* [To be done] Every line in the listing is to be echoed verbatim.

* [Given entries]
···

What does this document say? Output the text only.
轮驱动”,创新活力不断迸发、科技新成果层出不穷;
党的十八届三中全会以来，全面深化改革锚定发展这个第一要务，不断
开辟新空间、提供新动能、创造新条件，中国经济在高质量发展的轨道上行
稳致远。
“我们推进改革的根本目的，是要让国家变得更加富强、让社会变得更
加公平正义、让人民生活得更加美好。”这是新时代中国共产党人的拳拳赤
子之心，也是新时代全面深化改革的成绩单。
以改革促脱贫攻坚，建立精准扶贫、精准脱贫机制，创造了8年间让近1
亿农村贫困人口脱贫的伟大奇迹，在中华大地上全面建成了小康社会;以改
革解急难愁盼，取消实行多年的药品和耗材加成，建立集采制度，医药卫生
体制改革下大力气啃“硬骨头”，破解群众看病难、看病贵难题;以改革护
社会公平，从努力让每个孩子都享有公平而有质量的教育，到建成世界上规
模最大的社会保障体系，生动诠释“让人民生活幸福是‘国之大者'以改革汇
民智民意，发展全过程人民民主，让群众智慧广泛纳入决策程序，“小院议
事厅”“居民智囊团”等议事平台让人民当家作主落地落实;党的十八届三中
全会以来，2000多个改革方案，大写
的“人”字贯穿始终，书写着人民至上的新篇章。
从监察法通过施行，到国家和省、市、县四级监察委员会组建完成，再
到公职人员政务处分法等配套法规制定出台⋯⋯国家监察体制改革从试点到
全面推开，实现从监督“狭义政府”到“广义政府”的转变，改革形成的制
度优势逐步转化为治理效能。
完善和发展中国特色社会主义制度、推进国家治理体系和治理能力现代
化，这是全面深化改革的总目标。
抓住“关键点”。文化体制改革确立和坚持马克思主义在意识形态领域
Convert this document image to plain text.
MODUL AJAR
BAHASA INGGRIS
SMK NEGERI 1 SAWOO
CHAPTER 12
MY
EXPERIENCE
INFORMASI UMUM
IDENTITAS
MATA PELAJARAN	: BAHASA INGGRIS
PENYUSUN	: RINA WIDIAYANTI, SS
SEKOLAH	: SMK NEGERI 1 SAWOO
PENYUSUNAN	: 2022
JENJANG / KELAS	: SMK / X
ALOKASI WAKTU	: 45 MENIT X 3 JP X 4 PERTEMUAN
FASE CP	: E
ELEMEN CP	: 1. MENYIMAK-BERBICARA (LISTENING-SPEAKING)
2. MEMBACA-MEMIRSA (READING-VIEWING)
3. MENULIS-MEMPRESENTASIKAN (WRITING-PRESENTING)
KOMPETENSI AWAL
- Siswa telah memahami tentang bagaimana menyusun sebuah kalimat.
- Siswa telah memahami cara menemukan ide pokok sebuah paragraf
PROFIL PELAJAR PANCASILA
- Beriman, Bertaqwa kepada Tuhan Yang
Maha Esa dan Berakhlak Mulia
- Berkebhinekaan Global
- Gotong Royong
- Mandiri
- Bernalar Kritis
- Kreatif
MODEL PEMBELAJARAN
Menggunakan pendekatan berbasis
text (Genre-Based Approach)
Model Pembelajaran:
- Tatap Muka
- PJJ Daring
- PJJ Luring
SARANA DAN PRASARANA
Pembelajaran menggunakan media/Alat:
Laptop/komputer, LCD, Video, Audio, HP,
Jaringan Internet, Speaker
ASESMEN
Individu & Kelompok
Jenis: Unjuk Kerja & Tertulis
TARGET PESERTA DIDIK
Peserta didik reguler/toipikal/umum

···

* [Solution to this task]
What does this document say? Output the text only.
轮驱动”,创新活力不断迸发、科技新成果层出不穷;
党的十八届三中全会以来，全面深化改革锚定发展这个第一要务，不断
开辟新空间、提供新动能、创造新条件，中国经济在高质量发展的轨道上行
稳致远。
“我们推进改革的根本目的，是要让国家变得更加富强、让社会变得更
加公平正义、让人民生活得更加美好。”这是新时代中国共产党人的拳拳赤
子之心，也是新时代全面深化改革的成绩单。
以改革促脱贫攻坚，建立精准扶贫、精准脱贫机制，创造了8年间让近1
亿农村贫困人口脱贫的伟大奇迹，在中华大地上全面建成了小康社会;以改
革解急难愁盼，取消实行多年的药品和耗材加成，建立集采制度，医药卫生
体制改革下大力气啃“硬骨头”，破解群众看病难、看病贵难题;以改革护
社会公平，从努力让每个孩子都享有公平而有质量的教育，到建成世界上规
模最大的社会保障体系，生动诠释“让人民生活幸福是‘国之大者'以改革汇
民智民意，发展全过程人民民主，让群众智慧广泛纳入决策程序，“小院议
事厅”“居民智囊团”等议事平台让人民当家作主落地落实;党的十八届三中
全会以来，2000多个改革方案，大写
的“人”字贯穿始终，书写着人民至上的新篇章。
从监察法通过施行，到国家和省、市、县四级监察委员会组建完成，再
到公职人员政务处分法等配套法规制定出台⋯⋯国家监察体制改革从试点到
全面推开，实现从监督“狭义政府”到“广义政府”的转变，改革形成的制
度优势逐步转化为治理效能。
完善和发展中国特色社会主义制度、推进国家治理体系和治理能力现代
化，这是全面深化改革的总目标。
抓住“关键点”。文化体制改革确立和坚持马克思主义在意识形态领域
Convert this document image to plain text.
MODUL AJAR
BAHASA INGGRIS
SMK NEGERI 1 SAWOO
CHAPTER 12
MY
EXPERIENCE
INFORMASI UMUM
IDENTITAS
MATA PELAJARAN	: BAHASA INGGRIS
PENYUSUN	: RINA WIDIAYANTI, SS
SEKOLAH	: SMK NEGERI 1 SAWOO
PENYUSUNAN	: 2022
JENJANG / KELAS	: SMK / X
ALOKASI WAKTU	: 45 MENIT X 3 JP X 4 PERTEMUAN
FASE CP	: E
ELEMEN CP	: 1. MENYIMAK-BERBICARA (LISTENING-SPEAKING)
2. MEMBACA-MEMIRSA (READING-VIEWING)
3. MENULIS-MEMPRESENTASIKAN (WRITING-PRESENTING)
KOMPETENSI AWAL
- Siswa telah memahami tentang bagaimana menyusun sebuah kalimat.
- Siswa telah memahami cara menemukan ide pokok sebuah paragraf
PROFIL PELAJAR PANCASILA
- Beriman, Bertaqwa kepada Tuhan Yang
Maha Esa dan Berakhlak Mulia
- Berkebhinekaan Global
- Gotong Royong
- Mandiri
- Bernalar Kritis
- Kreatif
MODEL PEMBELAJARAN
Menggunakan pendekatan berbasis
text (Genre-Based Approach)
Model Pembelajaran:
- Tatap Muka
- PJJ Daring
- PJJ Luring
SARANA DAN PRASARANA
Pembelajaran menggunakan media/Alat:
Laptop/komputer, LCD, Video, Audio, HP,
Jaringan Internet, Speaker
ASESMEN
Individu & Kelompok
Jenis: Unjuk Kerja & Tertulis
TARGET PESERTA DIDIK
Peserta didik reguler/toipikal/umum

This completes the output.